Given exercise: Each line of the data that includes the string "description" is to be copied out.

Exercise inputs:
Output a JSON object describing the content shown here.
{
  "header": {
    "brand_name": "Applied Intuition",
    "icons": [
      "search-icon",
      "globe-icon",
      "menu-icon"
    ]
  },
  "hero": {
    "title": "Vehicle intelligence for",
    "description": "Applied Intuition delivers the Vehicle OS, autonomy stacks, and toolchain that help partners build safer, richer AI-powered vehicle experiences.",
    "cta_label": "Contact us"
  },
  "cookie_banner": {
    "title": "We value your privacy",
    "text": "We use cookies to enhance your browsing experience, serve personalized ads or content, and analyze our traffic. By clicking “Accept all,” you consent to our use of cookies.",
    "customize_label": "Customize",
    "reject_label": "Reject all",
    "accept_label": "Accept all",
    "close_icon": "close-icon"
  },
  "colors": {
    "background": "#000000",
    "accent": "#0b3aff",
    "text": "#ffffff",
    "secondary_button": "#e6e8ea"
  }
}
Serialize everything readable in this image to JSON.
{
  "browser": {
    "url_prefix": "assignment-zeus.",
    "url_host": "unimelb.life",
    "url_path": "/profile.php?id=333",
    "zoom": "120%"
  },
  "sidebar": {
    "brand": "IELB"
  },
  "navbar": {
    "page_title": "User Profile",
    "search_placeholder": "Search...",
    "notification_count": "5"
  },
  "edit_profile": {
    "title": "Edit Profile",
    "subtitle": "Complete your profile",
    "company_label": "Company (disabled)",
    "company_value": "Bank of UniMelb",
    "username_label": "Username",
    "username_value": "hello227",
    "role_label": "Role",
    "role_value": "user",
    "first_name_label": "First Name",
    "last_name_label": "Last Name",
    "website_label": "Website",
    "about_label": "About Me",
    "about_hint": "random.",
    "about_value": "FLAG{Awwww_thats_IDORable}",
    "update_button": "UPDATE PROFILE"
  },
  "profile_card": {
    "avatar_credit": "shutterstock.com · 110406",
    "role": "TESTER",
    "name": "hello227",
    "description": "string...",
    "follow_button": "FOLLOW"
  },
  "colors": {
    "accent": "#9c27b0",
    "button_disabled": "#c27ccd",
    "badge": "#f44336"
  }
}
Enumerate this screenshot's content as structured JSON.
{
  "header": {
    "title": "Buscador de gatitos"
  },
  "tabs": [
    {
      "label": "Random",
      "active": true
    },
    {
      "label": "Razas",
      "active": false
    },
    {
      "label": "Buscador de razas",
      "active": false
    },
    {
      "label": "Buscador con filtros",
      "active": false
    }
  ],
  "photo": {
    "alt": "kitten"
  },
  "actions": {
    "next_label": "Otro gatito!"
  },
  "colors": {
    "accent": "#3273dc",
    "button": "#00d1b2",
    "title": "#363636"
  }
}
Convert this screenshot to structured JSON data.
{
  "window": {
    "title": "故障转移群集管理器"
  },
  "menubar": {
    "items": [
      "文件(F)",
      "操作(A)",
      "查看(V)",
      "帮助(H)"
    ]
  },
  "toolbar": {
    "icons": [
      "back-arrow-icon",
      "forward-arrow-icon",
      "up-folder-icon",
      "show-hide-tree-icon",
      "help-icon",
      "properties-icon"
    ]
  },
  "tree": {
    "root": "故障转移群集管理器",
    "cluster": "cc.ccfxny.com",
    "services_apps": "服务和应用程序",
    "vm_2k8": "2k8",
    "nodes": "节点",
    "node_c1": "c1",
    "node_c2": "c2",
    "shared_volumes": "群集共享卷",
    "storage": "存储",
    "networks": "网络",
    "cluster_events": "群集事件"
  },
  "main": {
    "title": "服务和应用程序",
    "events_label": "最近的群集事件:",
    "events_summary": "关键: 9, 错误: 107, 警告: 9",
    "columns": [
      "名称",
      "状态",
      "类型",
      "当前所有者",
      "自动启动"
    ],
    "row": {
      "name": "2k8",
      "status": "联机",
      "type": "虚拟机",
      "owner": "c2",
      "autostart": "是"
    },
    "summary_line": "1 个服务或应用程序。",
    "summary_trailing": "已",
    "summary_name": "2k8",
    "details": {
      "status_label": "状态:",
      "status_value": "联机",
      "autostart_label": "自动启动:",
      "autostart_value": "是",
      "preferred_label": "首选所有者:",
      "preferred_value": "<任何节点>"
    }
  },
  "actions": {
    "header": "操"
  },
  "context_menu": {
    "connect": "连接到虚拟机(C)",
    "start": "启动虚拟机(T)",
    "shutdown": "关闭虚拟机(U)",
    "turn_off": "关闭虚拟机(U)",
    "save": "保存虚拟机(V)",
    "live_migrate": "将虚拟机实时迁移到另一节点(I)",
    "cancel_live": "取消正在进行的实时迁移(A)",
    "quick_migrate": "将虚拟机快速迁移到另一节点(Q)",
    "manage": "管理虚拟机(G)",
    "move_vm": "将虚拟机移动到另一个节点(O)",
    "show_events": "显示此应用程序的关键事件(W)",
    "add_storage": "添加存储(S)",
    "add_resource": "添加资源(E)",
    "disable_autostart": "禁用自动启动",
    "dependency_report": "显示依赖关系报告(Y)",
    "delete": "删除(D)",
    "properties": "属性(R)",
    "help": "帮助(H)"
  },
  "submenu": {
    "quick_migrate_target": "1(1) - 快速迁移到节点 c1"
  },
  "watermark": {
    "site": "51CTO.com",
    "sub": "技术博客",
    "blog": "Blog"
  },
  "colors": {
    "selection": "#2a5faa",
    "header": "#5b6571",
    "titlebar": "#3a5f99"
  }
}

Problem solution:
    "description": "Applied Intuition delivers the Vehicle OS, autonomy stacks, and toolchain that help partners build safer, richer AI-powered vehicle experiences.",
    "description": "string...",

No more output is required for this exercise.